> SHORT TASK
Locate each line in the records containing "ylabel". Copy it.

## begin RECORDS TO PROCESS

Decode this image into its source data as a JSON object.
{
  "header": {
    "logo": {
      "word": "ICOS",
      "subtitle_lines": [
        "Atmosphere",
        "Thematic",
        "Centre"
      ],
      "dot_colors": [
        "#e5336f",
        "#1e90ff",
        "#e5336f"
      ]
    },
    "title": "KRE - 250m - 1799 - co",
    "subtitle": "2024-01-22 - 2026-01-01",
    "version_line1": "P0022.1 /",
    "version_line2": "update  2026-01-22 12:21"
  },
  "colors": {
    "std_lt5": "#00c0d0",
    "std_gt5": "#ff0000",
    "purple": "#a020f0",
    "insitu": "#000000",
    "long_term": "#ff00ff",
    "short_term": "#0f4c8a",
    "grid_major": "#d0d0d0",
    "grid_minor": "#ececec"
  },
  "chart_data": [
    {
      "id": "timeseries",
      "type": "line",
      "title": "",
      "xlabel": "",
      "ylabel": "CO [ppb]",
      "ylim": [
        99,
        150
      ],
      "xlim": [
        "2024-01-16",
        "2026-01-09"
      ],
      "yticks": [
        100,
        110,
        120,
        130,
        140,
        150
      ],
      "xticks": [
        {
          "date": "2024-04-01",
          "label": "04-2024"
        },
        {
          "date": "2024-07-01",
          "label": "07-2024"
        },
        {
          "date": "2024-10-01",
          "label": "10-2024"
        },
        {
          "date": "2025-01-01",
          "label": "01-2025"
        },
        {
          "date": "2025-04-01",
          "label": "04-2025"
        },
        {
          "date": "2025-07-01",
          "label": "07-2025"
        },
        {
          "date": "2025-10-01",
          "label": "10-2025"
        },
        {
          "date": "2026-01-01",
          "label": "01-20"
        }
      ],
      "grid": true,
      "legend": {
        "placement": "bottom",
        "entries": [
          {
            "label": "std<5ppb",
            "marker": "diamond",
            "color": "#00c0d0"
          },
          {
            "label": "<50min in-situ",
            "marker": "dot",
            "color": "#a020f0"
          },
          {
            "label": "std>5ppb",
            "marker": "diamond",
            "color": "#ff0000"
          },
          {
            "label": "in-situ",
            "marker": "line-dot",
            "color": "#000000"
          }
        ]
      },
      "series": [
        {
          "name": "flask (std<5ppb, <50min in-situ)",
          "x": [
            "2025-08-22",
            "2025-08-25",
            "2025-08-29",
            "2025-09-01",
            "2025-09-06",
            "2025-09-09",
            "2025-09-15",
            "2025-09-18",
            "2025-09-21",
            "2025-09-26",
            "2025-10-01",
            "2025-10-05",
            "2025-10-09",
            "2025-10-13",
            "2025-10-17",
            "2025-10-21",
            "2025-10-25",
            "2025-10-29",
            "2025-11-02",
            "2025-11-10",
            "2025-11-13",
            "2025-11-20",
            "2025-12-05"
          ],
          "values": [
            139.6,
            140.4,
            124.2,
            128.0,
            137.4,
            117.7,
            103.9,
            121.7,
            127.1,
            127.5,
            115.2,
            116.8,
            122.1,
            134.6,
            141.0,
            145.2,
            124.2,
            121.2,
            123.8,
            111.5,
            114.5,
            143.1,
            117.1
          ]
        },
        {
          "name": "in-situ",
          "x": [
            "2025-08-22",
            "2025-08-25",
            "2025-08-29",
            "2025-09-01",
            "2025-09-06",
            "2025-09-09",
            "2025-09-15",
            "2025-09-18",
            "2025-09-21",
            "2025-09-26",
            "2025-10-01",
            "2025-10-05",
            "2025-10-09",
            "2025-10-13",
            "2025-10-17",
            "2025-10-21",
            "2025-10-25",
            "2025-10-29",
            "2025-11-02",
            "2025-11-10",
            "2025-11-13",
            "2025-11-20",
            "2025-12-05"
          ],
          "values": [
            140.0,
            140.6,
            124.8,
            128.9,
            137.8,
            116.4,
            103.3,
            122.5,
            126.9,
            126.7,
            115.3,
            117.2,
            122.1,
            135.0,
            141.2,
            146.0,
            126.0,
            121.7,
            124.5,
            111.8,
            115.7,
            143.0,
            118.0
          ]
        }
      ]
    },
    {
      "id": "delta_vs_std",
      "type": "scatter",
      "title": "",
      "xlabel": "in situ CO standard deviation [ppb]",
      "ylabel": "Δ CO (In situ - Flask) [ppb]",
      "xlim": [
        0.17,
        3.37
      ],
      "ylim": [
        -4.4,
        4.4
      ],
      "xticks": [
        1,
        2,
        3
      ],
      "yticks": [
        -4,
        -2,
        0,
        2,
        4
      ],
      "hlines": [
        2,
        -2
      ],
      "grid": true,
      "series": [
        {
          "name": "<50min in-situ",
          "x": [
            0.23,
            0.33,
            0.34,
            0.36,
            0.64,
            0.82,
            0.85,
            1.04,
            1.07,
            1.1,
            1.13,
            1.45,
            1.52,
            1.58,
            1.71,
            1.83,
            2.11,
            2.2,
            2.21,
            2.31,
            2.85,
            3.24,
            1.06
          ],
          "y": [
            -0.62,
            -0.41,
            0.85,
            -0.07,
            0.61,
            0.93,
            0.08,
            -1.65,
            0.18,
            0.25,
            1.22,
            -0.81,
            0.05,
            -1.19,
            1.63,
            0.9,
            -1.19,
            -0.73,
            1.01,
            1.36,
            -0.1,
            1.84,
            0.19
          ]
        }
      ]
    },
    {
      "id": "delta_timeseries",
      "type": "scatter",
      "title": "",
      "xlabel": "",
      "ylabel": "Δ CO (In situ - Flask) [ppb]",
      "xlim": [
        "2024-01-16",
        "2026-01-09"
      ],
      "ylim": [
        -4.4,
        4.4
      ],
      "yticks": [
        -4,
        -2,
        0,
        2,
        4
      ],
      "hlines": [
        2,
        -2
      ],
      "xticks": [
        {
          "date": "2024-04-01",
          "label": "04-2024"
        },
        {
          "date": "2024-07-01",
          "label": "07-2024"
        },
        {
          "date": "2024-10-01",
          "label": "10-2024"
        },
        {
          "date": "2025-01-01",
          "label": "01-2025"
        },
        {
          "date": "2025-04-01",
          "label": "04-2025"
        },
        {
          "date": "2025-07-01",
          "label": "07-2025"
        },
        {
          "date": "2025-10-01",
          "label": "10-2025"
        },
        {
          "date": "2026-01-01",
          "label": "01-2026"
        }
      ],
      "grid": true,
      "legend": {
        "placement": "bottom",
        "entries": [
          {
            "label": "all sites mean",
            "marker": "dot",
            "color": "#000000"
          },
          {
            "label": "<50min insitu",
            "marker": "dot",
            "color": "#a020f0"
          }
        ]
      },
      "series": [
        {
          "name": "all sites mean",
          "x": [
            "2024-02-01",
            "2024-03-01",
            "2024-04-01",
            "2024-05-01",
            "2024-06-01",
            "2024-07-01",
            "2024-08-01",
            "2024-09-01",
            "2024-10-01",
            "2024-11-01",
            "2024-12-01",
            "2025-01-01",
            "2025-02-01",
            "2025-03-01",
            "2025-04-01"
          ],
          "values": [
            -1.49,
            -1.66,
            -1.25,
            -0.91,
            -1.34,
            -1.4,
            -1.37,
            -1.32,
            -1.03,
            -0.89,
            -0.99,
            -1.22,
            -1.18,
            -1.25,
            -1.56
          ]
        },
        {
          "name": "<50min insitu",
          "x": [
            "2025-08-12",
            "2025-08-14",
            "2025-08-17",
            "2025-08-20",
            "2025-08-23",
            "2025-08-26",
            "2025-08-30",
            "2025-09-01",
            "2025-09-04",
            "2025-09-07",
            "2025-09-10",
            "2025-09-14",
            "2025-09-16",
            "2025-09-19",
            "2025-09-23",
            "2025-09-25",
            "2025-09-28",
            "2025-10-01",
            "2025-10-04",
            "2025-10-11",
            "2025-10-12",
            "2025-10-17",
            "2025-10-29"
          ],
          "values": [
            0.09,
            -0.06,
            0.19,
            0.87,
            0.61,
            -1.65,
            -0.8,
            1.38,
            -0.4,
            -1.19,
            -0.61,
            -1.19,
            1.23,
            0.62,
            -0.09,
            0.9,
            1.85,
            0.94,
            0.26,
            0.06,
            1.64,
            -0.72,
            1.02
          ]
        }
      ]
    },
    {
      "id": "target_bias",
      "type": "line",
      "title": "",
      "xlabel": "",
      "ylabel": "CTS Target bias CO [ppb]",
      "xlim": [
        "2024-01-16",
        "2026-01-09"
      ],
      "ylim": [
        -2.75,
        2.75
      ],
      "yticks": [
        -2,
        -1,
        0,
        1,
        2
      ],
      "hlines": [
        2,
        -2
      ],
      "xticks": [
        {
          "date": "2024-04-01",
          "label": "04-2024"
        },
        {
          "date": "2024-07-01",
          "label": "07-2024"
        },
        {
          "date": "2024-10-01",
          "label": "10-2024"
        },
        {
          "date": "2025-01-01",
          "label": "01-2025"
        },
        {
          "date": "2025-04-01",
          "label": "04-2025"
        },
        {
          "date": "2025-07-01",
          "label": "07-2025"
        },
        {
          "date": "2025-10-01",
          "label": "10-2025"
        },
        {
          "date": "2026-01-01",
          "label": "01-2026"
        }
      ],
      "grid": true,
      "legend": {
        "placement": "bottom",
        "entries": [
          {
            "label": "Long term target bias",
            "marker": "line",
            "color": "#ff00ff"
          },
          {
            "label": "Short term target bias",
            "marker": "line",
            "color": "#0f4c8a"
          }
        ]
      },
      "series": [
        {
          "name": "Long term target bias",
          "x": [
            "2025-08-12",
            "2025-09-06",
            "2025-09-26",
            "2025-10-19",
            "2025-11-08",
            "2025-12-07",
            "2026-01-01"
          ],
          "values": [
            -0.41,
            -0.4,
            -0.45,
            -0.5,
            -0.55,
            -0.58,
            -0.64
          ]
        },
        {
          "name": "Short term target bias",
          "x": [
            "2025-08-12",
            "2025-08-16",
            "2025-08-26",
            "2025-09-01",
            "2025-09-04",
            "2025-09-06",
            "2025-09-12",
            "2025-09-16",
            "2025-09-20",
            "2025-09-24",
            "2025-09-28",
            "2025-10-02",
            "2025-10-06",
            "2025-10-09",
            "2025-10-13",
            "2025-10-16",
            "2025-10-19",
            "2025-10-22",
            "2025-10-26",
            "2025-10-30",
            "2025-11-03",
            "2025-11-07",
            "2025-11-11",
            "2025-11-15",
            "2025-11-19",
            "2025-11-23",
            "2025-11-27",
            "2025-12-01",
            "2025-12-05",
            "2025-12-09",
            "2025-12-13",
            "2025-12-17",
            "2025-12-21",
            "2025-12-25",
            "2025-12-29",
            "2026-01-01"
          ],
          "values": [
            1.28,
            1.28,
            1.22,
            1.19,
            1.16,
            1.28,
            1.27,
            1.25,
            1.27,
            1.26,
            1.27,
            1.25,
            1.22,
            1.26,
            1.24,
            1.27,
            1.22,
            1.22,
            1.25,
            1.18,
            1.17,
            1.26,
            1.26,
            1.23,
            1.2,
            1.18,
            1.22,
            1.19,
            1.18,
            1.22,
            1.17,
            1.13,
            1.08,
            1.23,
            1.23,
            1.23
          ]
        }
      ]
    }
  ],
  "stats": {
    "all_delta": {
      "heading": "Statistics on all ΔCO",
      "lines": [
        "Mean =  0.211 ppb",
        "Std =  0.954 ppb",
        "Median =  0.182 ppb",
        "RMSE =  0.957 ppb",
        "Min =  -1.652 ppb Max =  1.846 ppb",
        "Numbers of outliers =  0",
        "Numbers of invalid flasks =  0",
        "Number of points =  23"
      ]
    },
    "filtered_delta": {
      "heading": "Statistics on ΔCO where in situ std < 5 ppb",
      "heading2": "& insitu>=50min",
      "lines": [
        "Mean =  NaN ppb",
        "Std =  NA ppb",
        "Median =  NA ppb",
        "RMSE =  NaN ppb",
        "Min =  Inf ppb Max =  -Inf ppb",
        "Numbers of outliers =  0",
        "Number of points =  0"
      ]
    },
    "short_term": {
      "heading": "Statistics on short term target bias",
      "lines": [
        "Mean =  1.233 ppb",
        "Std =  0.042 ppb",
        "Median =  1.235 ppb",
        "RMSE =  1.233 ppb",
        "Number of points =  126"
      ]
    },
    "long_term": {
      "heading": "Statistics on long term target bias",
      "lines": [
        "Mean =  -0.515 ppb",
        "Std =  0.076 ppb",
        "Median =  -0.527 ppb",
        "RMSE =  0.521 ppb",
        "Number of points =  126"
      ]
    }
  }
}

## end RECORDS TO PROCESS

> OUTPUT
      "ylabel": "CO [ppb]",
      "ylabel": "Δ CO (In situ - Flask) [ppb]",
      "ylabel": "Δ CO (In situ - Flask) [ppb]",
      "ylabel": "CTS Target bias CO [ppb]",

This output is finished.